* [Objective]
Return the records that follow, matching each one exactly.

* [Stored rows]

::::

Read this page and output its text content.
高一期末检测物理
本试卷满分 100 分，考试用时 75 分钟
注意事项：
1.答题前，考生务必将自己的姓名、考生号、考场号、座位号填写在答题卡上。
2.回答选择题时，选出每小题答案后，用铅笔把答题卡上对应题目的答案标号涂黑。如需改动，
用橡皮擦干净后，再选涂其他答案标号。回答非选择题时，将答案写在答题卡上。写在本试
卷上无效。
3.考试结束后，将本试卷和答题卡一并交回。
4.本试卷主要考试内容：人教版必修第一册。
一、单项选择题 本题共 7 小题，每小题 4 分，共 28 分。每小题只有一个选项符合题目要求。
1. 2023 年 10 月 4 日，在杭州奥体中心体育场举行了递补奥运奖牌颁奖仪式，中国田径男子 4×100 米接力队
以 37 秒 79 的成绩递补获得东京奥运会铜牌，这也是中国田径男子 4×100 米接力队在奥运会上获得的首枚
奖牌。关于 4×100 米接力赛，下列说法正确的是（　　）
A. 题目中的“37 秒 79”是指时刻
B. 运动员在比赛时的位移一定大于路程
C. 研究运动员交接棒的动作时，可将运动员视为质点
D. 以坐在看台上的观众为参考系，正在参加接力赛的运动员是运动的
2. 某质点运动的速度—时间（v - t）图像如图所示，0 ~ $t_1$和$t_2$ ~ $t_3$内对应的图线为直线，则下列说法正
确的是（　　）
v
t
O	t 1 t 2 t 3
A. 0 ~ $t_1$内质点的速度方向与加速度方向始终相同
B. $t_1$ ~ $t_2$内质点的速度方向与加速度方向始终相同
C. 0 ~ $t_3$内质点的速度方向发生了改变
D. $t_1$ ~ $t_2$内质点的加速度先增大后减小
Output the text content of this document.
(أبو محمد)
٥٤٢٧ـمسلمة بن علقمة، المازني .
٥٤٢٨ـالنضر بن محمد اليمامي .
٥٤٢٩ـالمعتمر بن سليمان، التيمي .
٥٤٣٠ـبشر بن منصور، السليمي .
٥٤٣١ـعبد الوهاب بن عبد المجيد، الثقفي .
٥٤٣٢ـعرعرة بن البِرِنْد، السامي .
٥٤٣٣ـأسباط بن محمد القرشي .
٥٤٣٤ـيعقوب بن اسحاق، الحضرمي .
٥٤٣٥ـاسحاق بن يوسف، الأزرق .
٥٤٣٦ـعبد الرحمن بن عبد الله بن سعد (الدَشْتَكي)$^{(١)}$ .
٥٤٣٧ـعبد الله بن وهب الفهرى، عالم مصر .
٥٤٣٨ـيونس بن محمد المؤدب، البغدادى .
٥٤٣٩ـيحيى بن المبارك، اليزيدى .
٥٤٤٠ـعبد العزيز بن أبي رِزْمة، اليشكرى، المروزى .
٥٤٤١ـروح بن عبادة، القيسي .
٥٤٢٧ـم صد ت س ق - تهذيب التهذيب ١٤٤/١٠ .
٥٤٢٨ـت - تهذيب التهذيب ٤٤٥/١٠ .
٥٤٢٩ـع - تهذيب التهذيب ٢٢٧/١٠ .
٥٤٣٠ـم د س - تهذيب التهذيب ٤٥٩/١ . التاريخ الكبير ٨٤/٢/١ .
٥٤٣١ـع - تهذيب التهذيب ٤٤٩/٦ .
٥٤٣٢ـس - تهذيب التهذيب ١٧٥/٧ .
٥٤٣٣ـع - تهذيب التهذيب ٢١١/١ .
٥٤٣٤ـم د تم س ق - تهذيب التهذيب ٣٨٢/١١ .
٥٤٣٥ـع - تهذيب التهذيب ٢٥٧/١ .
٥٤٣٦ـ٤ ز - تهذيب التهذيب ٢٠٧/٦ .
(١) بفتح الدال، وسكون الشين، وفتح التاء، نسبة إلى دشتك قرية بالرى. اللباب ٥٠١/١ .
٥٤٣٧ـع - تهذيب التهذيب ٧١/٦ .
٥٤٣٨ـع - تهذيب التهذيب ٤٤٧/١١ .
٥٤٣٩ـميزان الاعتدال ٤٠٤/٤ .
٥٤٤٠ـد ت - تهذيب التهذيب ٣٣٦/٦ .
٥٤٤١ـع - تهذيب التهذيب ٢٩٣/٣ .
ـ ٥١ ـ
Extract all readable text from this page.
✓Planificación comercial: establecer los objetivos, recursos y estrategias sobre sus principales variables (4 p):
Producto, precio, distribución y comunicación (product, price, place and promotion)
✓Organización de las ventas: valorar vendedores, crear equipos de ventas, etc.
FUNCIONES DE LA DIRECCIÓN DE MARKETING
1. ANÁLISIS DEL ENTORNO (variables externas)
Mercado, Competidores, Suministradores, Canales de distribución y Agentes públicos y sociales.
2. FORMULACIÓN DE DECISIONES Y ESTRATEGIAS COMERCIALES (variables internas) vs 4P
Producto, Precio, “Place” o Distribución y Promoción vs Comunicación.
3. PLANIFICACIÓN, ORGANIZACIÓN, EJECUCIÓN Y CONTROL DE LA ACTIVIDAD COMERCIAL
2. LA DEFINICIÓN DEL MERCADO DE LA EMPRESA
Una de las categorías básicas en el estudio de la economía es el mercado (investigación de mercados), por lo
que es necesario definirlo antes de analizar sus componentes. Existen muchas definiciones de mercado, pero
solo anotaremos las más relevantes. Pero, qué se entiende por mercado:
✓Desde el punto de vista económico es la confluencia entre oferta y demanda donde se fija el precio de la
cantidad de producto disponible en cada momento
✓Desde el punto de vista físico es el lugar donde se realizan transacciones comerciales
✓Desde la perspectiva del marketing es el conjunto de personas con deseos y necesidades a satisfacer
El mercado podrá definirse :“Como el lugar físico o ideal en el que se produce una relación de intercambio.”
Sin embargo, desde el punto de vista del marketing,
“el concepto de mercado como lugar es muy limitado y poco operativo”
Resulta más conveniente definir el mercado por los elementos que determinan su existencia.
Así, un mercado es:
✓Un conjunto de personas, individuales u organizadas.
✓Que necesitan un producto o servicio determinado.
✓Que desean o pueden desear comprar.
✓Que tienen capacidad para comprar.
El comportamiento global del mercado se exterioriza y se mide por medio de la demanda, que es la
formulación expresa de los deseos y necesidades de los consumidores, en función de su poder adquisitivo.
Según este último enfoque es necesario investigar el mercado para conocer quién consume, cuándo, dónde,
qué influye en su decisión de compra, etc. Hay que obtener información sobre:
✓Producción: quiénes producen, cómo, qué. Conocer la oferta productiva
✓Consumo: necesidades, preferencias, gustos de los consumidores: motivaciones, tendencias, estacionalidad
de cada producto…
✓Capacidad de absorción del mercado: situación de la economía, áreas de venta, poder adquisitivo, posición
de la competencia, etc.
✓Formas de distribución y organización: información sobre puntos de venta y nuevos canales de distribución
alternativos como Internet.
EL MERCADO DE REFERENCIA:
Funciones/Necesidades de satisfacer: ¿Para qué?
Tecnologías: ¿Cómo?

::::

* [Written response]
Read this page and output its text content.
高一期末检测物理
本试卷满分 100 分，考试用时 75 分钟
注意事项：
1.答题前，考生务必将自己的姓名、考生号、考场号、座位号填写在答题卡上。
2.回答选择题时，选出每小题答案后，用铅笔把答题卡上对应题目的答案标号涂黑。如需改动，
用橡皮擦干净后，再选涂其他答案标号。回答非选择题时，将答案写在答题卡上。写在本试
卷上无效。
3.考试结束后，将本试卷和答题卡一并交回。
4.本试卷主要考试内容：人教版必修第一册。
一、单项选择题 本题共 7 小题，每小题 4 分，共 28 分。每小题只有一个选项符合题目要求。
1. 2023 年 10 月 4 日，在杭州奥体中心体育场举行了递补奥运奖牌颁奖仪式，中国田径男子 4×100 米接力队
以 37 秒 79 的成绩递补获得东京奥运会铜牌，这也是中国田径男子 4×100 米接力队在奥运会上获得的首枚
奖牌。关于 4×100 米接力赛，下列说法正确的是（　　）
A. 题目中的“37 秒 79”是指时刻
B. 运动员在比赛时的位移一定大于路程
C. 研究运动员交接棒的动作时，可将运动员视为质点
D. 以坐在看台上的观众为参考系，正在参加接力赛的运动员是运动的
2. 某质点运动的速度—时间（v - t）图像如图所示，0 ~ $t_1$和$t_2$ ~ $t_3$内对应的图线为直线，则下列说法正
确的是（　　）
v
t
O	t 1 t 2 t 3
A. 0 ~ $t_1$内质点的速度方向与加速度方向始终相同
B. $t_1$ ~ $t_2$内质点的速度方向与加速度方向始终相同
C. 0 ~ $t_3$内质点的速度方向发生了改变
D. $t_1$ ~ $t_2$内质点的加速度先增大后减小
Output the text content of this document.
(أبو محمد)
٥٤٢٧ـمسلمة بن علقمة، المازني .
٥٤٢٨ـالنضر بن محمد اليمامي .
٥٤٢٩ـالمعتمر بن سليمان، التيمي .
٥٤٣٠ـبشر بن منصور، السليمي .
٥٤٣١ـعبد الوهاب بن عبد المجيد، الثقفي .
٥٤٣٢ـعرعرة بن البِرِنْد، السامي .
٥٤٣٣ـأسباط بن محمد القرشي .
٥٤٣٤ـيعقوب بن اسحاق، الحضرمي .
٥٤٣٥ـاسحاق بن يوسف، الأزرق .
٥٤٣٦ـعبد الرحمن بن عبد الله بن سعد (الدَشْتَكي)$^{(١)}$ .
٥٤٣٧ـعبد الله بن وهب الفهرى، عالم مصر .
٥٤٣٨ـيونس بن محمد المؤدب، البغدادى .
٥٤٣٩ـيحيى بن المبارك، اليزيدى .
٥٤٤٠ـعبد العزيز بن أبي رِزْمة، اليشكرى، المروزى .
٥٤٤١ـروح بن عبادة، القيسي .
٥٤٢٧ـم صد ت س ق - تهذيب التهذيب ١٤٤/١٠ .
٥٤٢٨ـت - تهذيب التهذيب ٤٤٥/١٠ .
٥٤٢٩ـع - تهذيب التهذيب ٢٢٧/١٠ .
٥٤٣٠ـم د س - تهذيب التهذيب ٤٥٩/١ . التاريخ الكبير ٨٤/٢/١ .
٥٤٣١ـع - تهذيب التهذيب ٤٤٩/٦ .
٥٤٣٢ـس - تهذيب التهذيب ١٧٥/٧ .
٥٤٣٣ـع - تهذيب التهذيب ٢١١/١ .
٥٤٣٤ـم د تم س ق - تهذيب التهذيب ٣٨٢/١١ .
٥٤٣٥ـع - تهذيب التهذيب ٢٥٧/١ .
٥٤٣٦ـ٤ ز - تهذيب التهذيب ٢٠٧/٦ .
(١) بفتح الدال، وسكون الشين، وفتح التاء، نسبة إلى دشتك قرية بالرى. اللباب ٥٠١/١ .
٥٤٣٧ـع - تهذيب التهذيب ٧١/٦ .
٥٤٣٨ـع - تهذيب التهذيب ٤٤٧/١١ .
٥٤٣٩ـميزان الاعتدال ٤٠٤/٤ .
٥٤٤٠ـد ت - تهذيب التهذيب ٣٣٦/٦ .
٥٤٤١ـع - تهذيب التهذيب ٢٩٣/٣ .
ـ ٥١ ـ
Extract all readable text from this page.
✓Planificación comercial: establecer los objetivos, recursos y estrategias sobre sus principales variables (4 p):
Producto, precio, distribución y comunicación (product, price, place and promotion)
✓Organización de las ventas: valorar vendedores, crear equipos de ventas, etc.
FUNCIONES DE LA DIRECCIÓN DE MARKETING
1. ANÁLISIS DEL ENTORNO (variables externas)
Mercado, Competidores, Suministradores, Canales de distribución y Agentes públicos y sociales.
2. FORMULACIÓN DE DECISIONES Y ESTRATEGIAS COMERCIALES (variables internas) vs 4P
Producto, Precio, “Place” o Distribución y Promoción vs Comunicación.
3. PLANIFICACIÓN, ORGANIZACIÓN, EJECUCIÓN Y CONTROL DE LA ACTIVIDAD COMERCIAL
2. LA DEFINICIÓN DEL MERCADO DE LA EMPRESA
Una de las categorías básicas en el estudio de la economía es el mercado (investigación de mercados), por lo
que es necesario definirlo antes de analizar sus componentes. Existen muchas definiciones de mercado, pero
solo anotaremos las más relevantes. Pero, qué se entiende por mercado:
✓Desde el punto de vista económico es la confluencia entre oferta y demanda donde se fija el precio de la
cantidad de producto disponible en cada momento
✓Desde el punto de vista físico es el lugar donde se realizan transacciones comerciales
✓Desde la perspectiva del marketing es el conjunto de personas con deseos y necesidades a satisfacer
El mercado podrá definirse :“Como el lugar físico o ideal en el que se produce una relación de intercambio.”
Sin embargo, desde el punto de vista del marketing,
“el concepto de mercado como lugar es muy limitado y poco operativo”
Resulta más conveniente definir el mercado por los elementos que determinan su existencia.
Así, un mercado es:
✓Un conjunto de personas, individuales u organizadas.
✓Que necesitan un producto o servicio determinado.
✓Que desean o pueden desear comprar.
✓Que tienen capacidad para comprar.
El comportamiento global del mercado se exterioriza y se mide por medio de la demanda, que es la
formulación expresa de los deseos y necesidades de los consumidores, en función de su poder adquisitivo.
Según este último enfoque es necesario investigar el mercado para conocer quién consume, cuándo, dónde,
qué influye en su decisión de compra, etc. Hay que obtener información sobre:
✓Producción: quiénes producen, cómo, qué. Conocer la oferta productiva
✓Consumo: necesidades, preferencias, gustos de los consumidores: motivaciones, tendencias, estacionalidad
de cada producto…
✓Capacidad de absorción del mercado: situación de la economía, áreas de venta, poder adquisitivo, posición
de la competencia, etc.
✓Formas de distribución y organización: información sobre puntos de venta y nuevos canales de distribución
alternativos como Internet.
EL MERCADO DE REFERENCIA:
Funciones/Necesidades de satisfacer: ¿Para qué?
Tecnologías: ¿Cómo?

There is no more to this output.